-- START SOURCE DATA --

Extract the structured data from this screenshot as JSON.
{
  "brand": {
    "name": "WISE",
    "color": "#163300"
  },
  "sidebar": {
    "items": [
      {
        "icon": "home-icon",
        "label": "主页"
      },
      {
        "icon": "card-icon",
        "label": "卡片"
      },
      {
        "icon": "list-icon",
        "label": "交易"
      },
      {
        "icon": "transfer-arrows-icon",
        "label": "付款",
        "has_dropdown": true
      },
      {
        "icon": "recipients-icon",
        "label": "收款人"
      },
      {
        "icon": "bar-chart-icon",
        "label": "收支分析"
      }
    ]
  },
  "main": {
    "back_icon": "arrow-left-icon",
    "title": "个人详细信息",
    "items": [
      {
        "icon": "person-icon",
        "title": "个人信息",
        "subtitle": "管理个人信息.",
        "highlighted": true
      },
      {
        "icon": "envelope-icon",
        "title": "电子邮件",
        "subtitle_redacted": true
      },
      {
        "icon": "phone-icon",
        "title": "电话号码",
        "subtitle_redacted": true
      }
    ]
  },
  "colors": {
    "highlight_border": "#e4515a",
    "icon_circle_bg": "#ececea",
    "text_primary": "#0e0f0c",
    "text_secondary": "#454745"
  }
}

-- END SOURCE DATA --

The records above should be restated word for word, please.

* **CORRECT RESPONSE**
Extract the structured data from this screenshot as JSON.
{
  "brand": {
    "name": "WISE",
    "color": "#163300"
  },
  "sidebar": {
    "items": [
      {
        "icon": "home-icon",
        "label": "主页"
      },
      {
        "icon": "card-icon",
        "label": "卡片"
      },
      {
        "icon": "list-icon",
        "label": "交易"
      },
      {
        "icon": "transfer-arrows-icon",
        "label": "付款",
        "has_dropdown": true
      },
      {
        "icon": "recipients-icon",
        "label": "收款人"
      },
      {
        "icon": "bar-chart-icon",
        "label": "收支分析"
      }
    ]
  },
  "main": {
    "back_icon": "arrow-left-icon",
    "title": "个人详细信息",
    "items": [
      {
        "icon": "person-icon",
        "title": "个人信息",
        "subtitle": "管理个人信息.",
        "highlighted": true
      },
      {
        "icon": "envelope-icon",
        "title": "电子邮件",
        "subtitle_redacted": true
      },
      {
        "icon": "phone-icon",
        "title": "电话号码",
        "subtitle_redacted": true
      }
    ]
  },
  "colors": {
    "highlight_border": "#e4515a",
    "icon_circle_bg": "#ececea",
    "text_primary": "#0e0f0c",
    "text_secondary": "#454745"
  }
}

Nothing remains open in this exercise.